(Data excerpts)
########
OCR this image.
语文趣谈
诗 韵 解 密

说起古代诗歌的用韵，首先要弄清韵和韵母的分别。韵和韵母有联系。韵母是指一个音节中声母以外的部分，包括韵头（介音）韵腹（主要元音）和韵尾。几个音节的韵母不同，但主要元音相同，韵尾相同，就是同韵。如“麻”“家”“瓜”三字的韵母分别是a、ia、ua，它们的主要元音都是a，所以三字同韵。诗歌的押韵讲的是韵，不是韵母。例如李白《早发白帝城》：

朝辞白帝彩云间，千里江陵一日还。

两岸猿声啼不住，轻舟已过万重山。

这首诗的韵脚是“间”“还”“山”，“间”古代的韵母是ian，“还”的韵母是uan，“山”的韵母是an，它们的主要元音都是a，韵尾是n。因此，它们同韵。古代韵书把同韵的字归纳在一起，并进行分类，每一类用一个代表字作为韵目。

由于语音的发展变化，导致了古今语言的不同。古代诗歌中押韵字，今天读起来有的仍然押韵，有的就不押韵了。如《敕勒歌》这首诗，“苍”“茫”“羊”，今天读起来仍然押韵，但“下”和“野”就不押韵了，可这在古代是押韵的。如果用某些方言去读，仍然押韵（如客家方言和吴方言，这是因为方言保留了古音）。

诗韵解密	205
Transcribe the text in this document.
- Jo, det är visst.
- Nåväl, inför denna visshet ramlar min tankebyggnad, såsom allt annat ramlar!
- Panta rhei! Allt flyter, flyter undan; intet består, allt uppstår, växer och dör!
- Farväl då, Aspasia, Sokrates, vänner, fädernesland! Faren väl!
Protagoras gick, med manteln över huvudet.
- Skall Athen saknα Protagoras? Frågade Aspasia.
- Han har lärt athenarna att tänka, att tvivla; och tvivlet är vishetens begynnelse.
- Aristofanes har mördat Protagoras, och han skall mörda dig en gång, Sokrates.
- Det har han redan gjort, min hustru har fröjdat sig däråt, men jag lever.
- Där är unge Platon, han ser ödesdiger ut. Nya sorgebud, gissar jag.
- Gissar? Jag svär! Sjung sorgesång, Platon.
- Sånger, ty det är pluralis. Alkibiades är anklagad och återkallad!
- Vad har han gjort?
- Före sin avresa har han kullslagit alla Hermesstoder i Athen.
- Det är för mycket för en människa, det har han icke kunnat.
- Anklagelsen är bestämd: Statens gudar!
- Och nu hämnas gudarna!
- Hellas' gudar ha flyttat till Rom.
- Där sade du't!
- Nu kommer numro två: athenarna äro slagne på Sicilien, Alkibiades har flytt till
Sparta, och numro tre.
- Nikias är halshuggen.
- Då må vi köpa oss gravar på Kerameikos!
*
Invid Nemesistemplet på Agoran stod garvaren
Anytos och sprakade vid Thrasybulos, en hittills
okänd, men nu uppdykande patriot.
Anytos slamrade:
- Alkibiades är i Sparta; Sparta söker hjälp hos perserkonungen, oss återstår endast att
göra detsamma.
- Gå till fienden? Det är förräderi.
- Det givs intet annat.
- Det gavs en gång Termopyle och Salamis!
########
All entries must be repeated verbatim.

● Solution for this problem
OCR this image.
语文趣谈
诗 韵 解 密

说起古代诗歌的用韵，首先要弄清韵和韵母的分别。韵和韵母有联系。韵母是指一个音节中声母以外的部分，包括韵头（介音）韵腹（主要元音）和韵尾。几个音节的韵母不同，但主要元音相同，韵尾相同，就是同韵。如“麻”“家”“瓜”三字的韵母分别是a、ia、ua，它们的主要元音都是a，所以三字同韵。诗歌的押韵讲的是韵，不是韵母。例如李白《早发白帝城》：

朝辞白帝彩云间，千里江陵一日还。

两岸猿声啼不住，轻舟已过万重山。

这首诗的韵脚是“间”“还”“山”，“间”古代的韵母是ian，“还”的韵母是uan，“山”的韵母是an，它们的主要元音都是a，韵尾是n。因此，它们同韵。古代韵书把同韵的字归纳在一起，并进行分类，每一类用一个代表字作为韵目。

由于语音的发展变化，导致了古今语言的不同。古代诗歌中押韵字，今天读起来有的仍然押韵，有的就不押韵了。如《敕勒歌》这首诗，“苍”“茫”“羊”，今天读起来仍然押韵，但“下”和“野”就不押韵了，可这在古代是押韵的。如果用某些方言去读，仍然押韵（如客家方言和吴方言，这是因为方言保留了古音）。

诗韵解密	205
Transcribe the text in this document.
- Jo, det är visst.
- Nåväl, inför denna visshet ramlar min tankebyggnad, såsom allt annat ramlar!
- Panta rhei! Allt flyter, flyter undan; intet består, allt uppstår, växer och dör!
- Farväl då, Aspasia, Sokrates, vänner, fädernesland! Faren väl!
Protagoras gick, med manteln över huvudet.
- Skall Athen saknα Protagoras? Frågade Aspasia.
- Han har lärt athenarna att tänka, att tvivla; och tvivlet är vishetens begynnelse.
- Aristofanes har mördat Protagoras, och han skall mörda dig en gång, Sokrates.
- Det har han redan gjort, min hustru har fröjdat sig däråt, men jag lever.
- Där är unge Platon, han ser ödesdiger ut. Nya sorgebud, gissar jag.
- Gissar? Jag svär! Sjung sorgesång, Platon.
- Sånger, ty det är pluralis. Alkibiades är anklagad och återkallad!
- Vad har han gjort?
- Före sin avresa har han kullslagit alla Hermesstoder i Athen.
- Det är för mycket för en människa, det har han icke kunnat.
- Anklagelsen är bestämd: Statens gudar!
- Och nu hämnas gudarna!
- Hellas' gudar ha flyttat till Rom.
- Där sade du't!
- Nu kommer numro två: athenarna äro slagne på Sicilien, Alkibiades har flytt till
Sparta, och numro tre.
- Nikias är halshuggen.
- Då må vi köpa oss gravar på Kerameikos!
*
Invid Nemesistemplet på Agoran stod garvaren
Anytos och sprakade vid Thrasybulos, en hittills
okänd, men nu uppdykande patriot.
Anytos slamrade:
- Alkibiades är i Sparta; Sparta söker hjälp hos perserkonungen, oss återstår endast att
göra detsamma.
- Gå till fienden? Det är förräderi.
- Det givs intet annat.
- Det gavs en gång Termopyle och Salamis!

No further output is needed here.